> [INSTRUCTION] In the listing below, identify each line with the word "traffic" and return those lines.

> [EXERCISE INPUT]

[Begin]

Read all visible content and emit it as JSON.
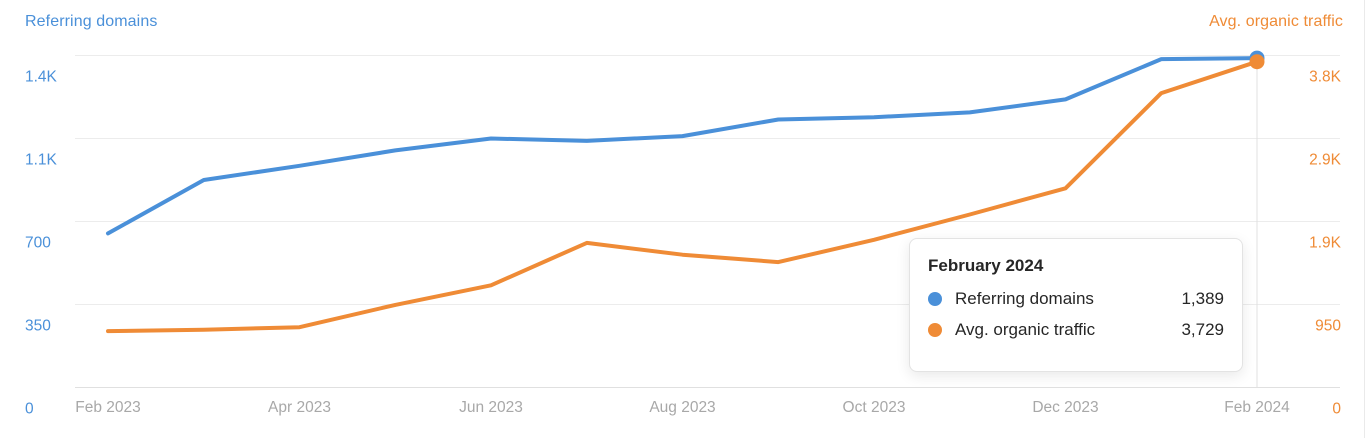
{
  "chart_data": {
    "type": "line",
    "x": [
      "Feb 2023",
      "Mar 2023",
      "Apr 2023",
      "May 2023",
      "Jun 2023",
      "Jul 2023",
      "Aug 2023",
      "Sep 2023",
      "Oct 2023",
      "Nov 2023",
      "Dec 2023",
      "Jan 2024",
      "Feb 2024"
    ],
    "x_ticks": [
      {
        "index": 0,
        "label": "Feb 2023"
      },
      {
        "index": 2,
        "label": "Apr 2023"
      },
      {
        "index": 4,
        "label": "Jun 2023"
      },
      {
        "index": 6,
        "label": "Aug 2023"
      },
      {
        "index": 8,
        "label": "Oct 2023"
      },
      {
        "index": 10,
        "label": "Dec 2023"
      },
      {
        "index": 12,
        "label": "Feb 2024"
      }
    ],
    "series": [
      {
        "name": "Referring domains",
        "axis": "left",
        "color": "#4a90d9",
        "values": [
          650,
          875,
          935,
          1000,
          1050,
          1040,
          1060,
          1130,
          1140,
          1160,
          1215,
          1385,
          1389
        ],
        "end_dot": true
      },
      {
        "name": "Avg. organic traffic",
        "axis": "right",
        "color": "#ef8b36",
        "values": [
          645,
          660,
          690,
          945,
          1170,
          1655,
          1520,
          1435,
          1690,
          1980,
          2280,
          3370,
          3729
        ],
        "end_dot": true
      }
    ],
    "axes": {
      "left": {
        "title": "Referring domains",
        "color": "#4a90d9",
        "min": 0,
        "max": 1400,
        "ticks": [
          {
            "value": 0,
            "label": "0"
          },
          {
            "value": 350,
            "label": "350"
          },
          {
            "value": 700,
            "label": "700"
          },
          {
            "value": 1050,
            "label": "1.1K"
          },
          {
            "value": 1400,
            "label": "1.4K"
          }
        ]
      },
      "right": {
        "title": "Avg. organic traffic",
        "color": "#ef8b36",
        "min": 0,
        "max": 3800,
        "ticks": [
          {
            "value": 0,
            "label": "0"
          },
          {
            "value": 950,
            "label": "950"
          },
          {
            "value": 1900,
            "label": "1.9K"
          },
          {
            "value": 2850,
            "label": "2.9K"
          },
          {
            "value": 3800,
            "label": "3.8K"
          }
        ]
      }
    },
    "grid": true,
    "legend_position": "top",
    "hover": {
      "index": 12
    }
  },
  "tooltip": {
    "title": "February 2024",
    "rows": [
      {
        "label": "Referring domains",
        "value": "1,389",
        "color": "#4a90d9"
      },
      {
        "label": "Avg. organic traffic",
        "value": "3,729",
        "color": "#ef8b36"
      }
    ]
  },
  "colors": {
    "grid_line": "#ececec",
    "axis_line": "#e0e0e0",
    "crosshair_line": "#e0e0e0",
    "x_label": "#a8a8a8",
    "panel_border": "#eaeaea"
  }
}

[End]
[Begin]

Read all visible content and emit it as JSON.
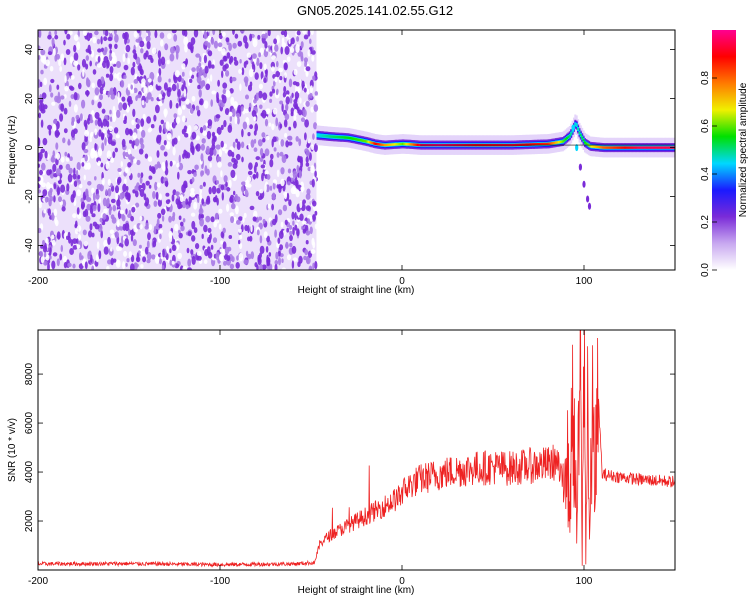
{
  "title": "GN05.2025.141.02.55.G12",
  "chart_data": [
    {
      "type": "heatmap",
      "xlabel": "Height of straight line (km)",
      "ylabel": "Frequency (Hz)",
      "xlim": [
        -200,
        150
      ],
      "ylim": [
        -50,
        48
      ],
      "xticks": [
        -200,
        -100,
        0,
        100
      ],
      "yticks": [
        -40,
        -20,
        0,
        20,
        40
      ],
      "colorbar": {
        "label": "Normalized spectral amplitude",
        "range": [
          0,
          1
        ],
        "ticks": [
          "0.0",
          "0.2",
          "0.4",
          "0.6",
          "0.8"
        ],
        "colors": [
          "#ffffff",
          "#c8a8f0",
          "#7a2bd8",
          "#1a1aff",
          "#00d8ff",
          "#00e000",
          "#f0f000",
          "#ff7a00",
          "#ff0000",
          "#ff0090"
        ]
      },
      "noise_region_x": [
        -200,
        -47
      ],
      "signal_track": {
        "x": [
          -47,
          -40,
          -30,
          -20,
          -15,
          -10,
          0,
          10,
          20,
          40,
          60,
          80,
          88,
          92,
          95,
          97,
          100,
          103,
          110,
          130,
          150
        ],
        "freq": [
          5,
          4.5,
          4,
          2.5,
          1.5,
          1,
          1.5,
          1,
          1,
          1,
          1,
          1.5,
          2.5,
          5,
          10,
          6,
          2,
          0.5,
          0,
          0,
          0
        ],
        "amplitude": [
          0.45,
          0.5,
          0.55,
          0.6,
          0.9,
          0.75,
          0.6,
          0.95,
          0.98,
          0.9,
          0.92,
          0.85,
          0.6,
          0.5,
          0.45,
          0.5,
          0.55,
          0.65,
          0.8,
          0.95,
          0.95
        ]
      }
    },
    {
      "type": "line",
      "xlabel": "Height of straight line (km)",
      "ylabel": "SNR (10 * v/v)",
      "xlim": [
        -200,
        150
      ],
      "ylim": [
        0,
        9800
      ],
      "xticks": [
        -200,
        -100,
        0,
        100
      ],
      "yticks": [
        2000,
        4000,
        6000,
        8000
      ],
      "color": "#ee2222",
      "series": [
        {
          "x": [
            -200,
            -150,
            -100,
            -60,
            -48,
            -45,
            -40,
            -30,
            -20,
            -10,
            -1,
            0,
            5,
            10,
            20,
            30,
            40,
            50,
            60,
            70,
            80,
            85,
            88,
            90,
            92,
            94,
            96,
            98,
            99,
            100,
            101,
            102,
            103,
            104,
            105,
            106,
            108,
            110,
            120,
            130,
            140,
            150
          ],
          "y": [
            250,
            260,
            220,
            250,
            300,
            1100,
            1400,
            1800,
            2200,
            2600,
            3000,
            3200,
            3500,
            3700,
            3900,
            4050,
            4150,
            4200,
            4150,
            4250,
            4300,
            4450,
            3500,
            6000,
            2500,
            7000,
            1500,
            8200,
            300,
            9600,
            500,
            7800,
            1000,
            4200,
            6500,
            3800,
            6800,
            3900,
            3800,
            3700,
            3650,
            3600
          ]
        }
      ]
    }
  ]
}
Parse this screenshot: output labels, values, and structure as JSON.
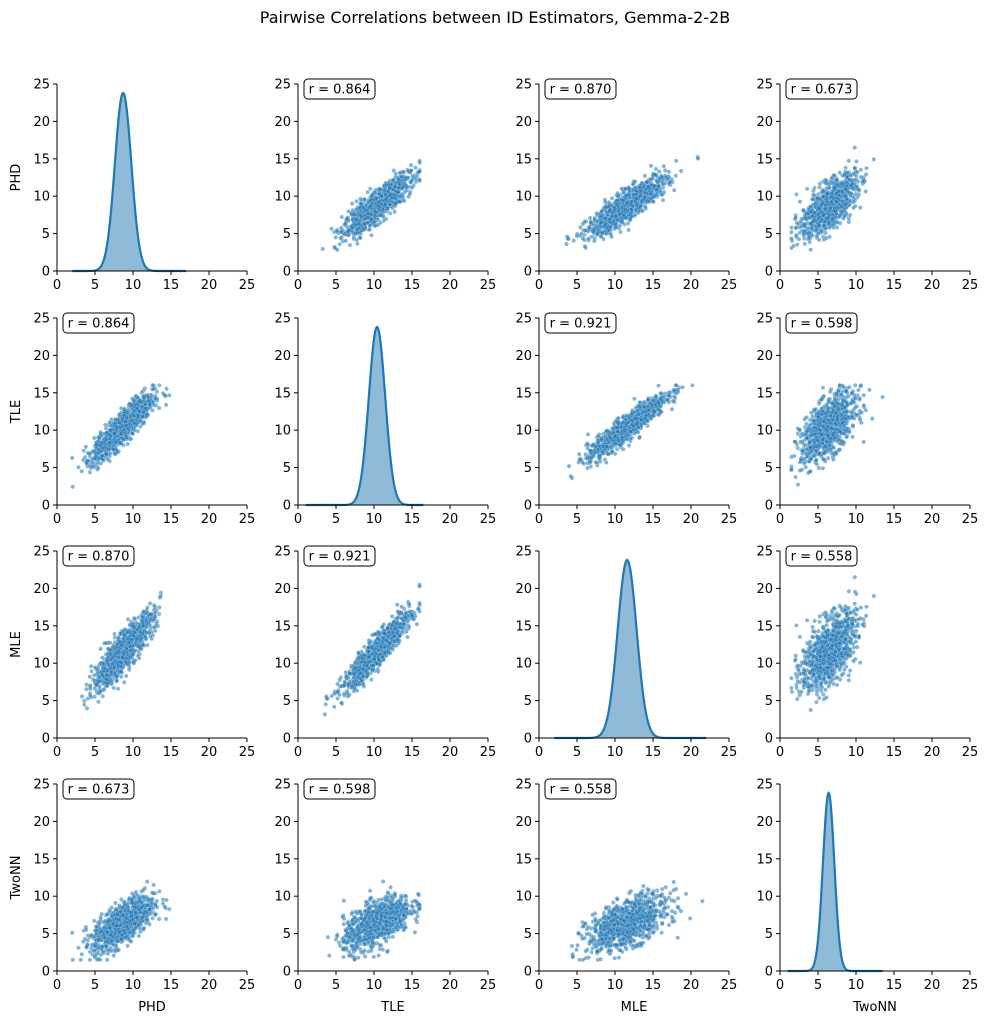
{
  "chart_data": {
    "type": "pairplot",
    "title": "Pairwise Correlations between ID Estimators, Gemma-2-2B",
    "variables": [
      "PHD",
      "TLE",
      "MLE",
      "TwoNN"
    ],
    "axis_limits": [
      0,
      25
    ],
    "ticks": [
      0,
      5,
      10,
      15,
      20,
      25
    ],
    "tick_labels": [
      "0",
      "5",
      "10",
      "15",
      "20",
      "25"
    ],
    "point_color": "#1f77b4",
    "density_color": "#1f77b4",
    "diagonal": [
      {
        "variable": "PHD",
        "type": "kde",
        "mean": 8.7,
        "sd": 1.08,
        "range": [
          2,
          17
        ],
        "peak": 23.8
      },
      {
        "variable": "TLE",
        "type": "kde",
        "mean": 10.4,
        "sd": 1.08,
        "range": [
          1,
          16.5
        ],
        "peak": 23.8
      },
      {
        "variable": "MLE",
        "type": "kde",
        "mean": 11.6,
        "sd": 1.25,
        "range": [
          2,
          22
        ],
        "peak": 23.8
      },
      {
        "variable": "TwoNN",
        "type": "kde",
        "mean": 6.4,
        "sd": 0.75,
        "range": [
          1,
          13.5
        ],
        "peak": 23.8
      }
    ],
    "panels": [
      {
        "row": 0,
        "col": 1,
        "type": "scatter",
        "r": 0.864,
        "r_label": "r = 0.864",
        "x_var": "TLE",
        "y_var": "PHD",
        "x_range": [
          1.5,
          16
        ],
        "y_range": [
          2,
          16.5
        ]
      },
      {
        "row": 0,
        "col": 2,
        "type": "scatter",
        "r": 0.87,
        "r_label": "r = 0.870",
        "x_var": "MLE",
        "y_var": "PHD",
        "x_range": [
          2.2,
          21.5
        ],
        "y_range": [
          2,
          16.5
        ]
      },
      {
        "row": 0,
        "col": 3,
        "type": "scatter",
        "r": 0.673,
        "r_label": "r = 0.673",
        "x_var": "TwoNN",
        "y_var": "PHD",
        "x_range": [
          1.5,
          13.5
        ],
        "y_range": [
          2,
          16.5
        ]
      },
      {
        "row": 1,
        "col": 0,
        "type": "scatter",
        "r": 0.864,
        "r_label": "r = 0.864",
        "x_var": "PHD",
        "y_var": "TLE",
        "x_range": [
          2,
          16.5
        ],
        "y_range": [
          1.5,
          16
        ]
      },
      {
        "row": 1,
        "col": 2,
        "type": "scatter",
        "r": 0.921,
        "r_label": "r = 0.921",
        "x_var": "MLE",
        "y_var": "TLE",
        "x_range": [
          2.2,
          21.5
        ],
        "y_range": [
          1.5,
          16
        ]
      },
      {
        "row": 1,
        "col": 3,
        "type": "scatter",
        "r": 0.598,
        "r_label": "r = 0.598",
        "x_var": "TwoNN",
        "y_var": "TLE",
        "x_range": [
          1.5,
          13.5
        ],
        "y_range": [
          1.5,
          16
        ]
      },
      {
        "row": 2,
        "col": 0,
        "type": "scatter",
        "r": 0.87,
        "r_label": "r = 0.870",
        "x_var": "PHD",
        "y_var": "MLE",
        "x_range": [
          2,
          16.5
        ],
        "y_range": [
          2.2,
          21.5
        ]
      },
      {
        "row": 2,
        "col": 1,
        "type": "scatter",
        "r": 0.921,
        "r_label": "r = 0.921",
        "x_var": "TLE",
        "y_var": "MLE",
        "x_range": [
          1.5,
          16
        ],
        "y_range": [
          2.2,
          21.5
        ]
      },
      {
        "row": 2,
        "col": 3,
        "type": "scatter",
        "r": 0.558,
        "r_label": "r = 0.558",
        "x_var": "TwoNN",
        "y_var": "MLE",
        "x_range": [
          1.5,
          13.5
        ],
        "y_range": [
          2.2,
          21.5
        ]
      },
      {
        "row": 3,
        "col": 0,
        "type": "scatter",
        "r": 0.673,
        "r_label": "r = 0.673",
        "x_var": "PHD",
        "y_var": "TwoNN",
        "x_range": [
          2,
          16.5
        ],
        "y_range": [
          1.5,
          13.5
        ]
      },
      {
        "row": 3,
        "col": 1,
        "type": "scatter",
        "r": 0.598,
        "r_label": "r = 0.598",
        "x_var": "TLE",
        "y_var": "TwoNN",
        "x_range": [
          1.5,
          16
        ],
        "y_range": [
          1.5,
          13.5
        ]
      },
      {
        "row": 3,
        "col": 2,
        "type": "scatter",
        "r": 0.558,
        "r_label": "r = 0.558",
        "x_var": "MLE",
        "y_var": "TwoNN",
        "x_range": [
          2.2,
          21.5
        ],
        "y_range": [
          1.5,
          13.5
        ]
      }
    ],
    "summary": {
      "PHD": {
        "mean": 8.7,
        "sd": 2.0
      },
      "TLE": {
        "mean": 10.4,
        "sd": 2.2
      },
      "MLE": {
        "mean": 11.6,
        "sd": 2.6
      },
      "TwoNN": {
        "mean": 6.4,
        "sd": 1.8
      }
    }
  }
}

[End]
[Begin]

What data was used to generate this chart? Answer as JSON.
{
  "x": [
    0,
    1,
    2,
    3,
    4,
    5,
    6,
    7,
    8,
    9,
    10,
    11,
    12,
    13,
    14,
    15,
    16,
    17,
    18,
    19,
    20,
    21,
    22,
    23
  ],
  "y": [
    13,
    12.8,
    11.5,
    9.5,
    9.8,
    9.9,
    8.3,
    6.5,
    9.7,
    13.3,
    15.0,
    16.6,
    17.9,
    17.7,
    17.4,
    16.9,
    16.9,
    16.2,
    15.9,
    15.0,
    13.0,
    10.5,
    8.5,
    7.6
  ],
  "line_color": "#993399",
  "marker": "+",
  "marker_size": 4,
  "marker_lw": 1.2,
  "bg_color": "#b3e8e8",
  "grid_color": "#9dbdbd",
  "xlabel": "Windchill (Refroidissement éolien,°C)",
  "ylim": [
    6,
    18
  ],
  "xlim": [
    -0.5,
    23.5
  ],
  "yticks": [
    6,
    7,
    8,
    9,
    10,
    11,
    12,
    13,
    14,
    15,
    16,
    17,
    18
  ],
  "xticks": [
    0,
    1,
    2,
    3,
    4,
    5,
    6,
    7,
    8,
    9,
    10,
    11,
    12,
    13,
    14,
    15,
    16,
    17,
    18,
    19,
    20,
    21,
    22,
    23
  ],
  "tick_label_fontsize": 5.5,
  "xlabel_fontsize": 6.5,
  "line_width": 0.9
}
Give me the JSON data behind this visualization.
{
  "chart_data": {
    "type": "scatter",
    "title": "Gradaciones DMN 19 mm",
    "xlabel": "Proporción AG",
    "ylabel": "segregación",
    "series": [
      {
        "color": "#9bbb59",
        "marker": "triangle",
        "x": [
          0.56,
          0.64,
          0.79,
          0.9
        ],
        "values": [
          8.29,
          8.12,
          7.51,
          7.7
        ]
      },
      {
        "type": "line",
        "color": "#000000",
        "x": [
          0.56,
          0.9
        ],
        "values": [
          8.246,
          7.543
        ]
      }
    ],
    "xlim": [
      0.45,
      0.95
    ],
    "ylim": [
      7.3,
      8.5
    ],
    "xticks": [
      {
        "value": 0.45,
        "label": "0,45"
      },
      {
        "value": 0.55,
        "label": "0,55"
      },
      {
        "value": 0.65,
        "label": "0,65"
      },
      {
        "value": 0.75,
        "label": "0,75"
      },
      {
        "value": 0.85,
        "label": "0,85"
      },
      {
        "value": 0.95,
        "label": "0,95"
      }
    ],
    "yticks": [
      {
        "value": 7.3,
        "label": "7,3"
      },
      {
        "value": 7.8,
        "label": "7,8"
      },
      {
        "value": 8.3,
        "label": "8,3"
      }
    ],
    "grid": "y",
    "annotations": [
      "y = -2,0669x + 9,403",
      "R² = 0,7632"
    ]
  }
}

[End]

> [RESPONSE]
        "name": "Avg. organic traffic",
        "title": "Avg. organic traffic",
        "label": "Avg. organic traffic",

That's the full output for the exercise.